> **Description of the task**
Below are some records; return each one exactly.

> **Material supplied**

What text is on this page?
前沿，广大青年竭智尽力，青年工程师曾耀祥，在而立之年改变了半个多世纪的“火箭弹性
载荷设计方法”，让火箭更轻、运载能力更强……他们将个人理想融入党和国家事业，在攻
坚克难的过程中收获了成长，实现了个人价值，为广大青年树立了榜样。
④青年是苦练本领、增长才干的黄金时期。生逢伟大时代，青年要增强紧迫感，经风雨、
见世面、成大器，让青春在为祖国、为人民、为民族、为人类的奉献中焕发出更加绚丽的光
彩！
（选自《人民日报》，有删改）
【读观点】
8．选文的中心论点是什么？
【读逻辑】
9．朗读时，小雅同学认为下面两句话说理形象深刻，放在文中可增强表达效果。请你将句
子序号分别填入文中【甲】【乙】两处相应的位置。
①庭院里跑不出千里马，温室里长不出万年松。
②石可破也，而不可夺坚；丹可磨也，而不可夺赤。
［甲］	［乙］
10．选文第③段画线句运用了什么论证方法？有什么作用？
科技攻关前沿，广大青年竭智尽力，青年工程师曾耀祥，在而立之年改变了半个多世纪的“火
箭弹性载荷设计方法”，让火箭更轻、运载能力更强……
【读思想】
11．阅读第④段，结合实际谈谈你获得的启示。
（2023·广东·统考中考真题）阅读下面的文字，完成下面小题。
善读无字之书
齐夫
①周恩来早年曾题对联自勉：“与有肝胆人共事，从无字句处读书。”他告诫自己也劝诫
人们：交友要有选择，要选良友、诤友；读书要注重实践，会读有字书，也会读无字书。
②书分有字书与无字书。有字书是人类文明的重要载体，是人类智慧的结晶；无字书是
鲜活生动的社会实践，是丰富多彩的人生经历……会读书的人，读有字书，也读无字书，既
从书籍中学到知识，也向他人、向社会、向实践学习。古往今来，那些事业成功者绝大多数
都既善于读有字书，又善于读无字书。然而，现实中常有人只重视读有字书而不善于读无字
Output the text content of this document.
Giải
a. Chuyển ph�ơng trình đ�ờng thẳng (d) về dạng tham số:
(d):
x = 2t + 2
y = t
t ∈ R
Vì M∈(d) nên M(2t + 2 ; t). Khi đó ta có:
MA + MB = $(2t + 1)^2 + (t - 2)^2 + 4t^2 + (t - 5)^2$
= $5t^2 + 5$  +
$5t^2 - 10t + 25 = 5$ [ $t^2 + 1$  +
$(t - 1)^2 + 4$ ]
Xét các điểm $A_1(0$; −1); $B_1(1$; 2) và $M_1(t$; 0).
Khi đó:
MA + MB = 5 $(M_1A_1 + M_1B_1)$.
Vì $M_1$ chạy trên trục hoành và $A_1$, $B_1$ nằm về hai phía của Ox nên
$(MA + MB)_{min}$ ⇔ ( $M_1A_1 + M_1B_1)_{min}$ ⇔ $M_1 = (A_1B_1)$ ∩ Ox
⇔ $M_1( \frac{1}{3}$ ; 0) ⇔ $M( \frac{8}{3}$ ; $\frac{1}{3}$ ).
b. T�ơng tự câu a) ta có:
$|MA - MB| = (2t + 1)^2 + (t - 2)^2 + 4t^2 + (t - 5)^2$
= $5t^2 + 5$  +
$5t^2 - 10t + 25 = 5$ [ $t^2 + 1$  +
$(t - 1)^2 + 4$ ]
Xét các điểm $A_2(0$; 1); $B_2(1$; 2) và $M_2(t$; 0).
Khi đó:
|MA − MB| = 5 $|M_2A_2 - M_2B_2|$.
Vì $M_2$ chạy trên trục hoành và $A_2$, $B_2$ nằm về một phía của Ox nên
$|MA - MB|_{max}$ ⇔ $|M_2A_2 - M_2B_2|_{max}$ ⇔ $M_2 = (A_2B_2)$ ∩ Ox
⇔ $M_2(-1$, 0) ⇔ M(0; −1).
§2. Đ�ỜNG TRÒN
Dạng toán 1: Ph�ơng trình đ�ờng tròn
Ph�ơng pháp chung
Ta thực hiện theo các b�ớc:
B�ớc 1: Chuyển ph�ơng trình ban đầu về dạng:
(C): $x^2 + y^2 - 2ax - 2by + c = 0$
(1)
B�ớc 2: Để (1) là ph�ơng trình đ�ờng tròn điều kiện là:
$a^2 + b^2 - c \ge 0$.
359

> **Task output**
What text is on this page?
前沿，广大青年竭智尽力，青年工程师曾耀祥，在而立之年改变了半个多世纪的“火箭弹性
载荷设计方法”，让火箭更轻、运载能力更强……他们将个人理想融入党和国家事业，在攻
坚克难的过程中收获了成长，实现了个人价值，为广大青年树立了榜样。
④青年是苦练本领、增长才干的黄金时期。生逢伟大时代，青年要增强紧迫感，经风雨、
见世面、成大器，让青春在为祖国、为人民、为民族、为人类的奉献中焕发出更加绚丽的光
彩！
（选自《人民日报》，有删改）
【读观点】
8．选文的中心论点是什么？
【读逻辑】
9．朗读时，小雅同学认为下面两句话说理形象深刻，放在文中可增强表达效果。请你将句
子序号分别填入文中【甲】【乙】两处相应的位置。
①庭院里跑不出千里马，温室里长不出万年松。
②石可破也，而不可夺坚；丹可磨也，而不可夺赤。
［甲］	［乙］
10．选文第③段画线句运用了什么论证方法？有什么作用？
科技攻关前沿，广大青年竭智尽力，青年工程师曾耀祥，在而立之年改变了半个多世纪的“火
箭弹性载荷设计方法”，让火箭更轻、运载能力更强……
【读思想】
11．阅读第④段，结合实际谈谈你获得的启示。
（2023·广东·统考中考真题）阅读下面的文字，完成下面小题。
善读无字之书
齐夫
①周恩来早年曾题对联自勉：“与有肝胆人共事，从无字句处读书。”他告诫自己也劝诫
人们：交友要有选择，要选良友、诤友；读书要注重实践，会读有字书，也会读无字书。
②书分有字书与无字书。有字书是人类文明的重要载体，是人类智慧的结晶；无字书是
鲜活生动的社会实践，是丰富多彩的人生经历……会读书的人，读有字书，也读无字书，既
从书籍中学到知识，也向他人、向社会、向实践学习。古往今来，那些事业成功者绝大多数
都既善于读有字书，又善于读无字书。然而，现实中常有人只重视读有字书而不善于读无字
Output the text content of this document.
Giải
a. Chuyển ph�ơng trình đ�ờng thẳng (d) về dạng tham số:
(d):
x = 2t + 2
y = t
t ∈ R
Vì M∈(d) nên M(2t + 2 ; t). Khi đó ta có:
MA + MB = $(2t + 1)^2 + (t - 2)^2 + 4t^2 + (t - 5)^2$
= $5t^2 + 5$  +
$5t^2 - 10t + 25 = 5$ [ $t^2 + 1$  +
$(t - 1)^2 + 4$ ]
Xét các điểm $A_1(0$; −1); $B_1(1$; 2) và $M_1(t$; 0).
Khi đó:
MA + MB = 5 $(M_1A_1 + M_1B_1)$.
Vì $M_1$ chạy trên trục hoành và $A_1$, $B_1$ nằm về hai phía của Ox nên
$(MA + MB)_{min}$ ⇔ ( $M_1A_1 + M_1B_1)_{min}$ ⇔ $M_1 = (A_1B_1)$ ∩ Ox
⇔ $M_1( \frac{1}{3}$ ; 0) ⇔ $M( \frac{8}{3}$ ; $\frac{1}{3}$ ).
b. T�ơng tự câu a) ta có:
$|MA - MB| = (2t + 1)^2 + (t - 2)^2 + 4t^2 + (t - 5)^2$
= $5t^2 + 5$  +
$5t^2 - 10t + 25 = 5$ [ $t^2 + 1$  +
$(t - 1)^2 + 4$ ]
Xét các điểm $A_2(0$; 1); $B_2(1$; 2) và $M_2(t$; 0).
Khi đó:
|MA − MB| = 5 $|M_2A_2 - M_2B_2|$.
Vì $M_2$ chạy trên trục hoành và $A_2$, $B_2$ nằm về một phía của Ox nên
$|MA - MB|_{max}$ ⇔ $|M_2A_2 - M_2B_2|_{max}$ ⇔ $M_2 = (A_2B_2)$ ∩ Ox
⇔ $M_2(-1$, 0) ⇔ M(0; −1).
§2. Đ�ỜNG TRÒN
Dạng toán 1: Ph�ơng trình đ�ờng tròn
Ph�ơng pháp chung
Ta thực hiện theo các b�ớc:
B�ớc 1: Chuyển ph�ơng trình ban đầu về dạng:
(C): $x^2 + y^2 - 2ax - 2by + c = 0$
(1)
B�ớc 2: Để (1) là ph�ơng trình đ�ờng tròn điều kiện là:
$a^2 + b^2 - c \ge 0$.
359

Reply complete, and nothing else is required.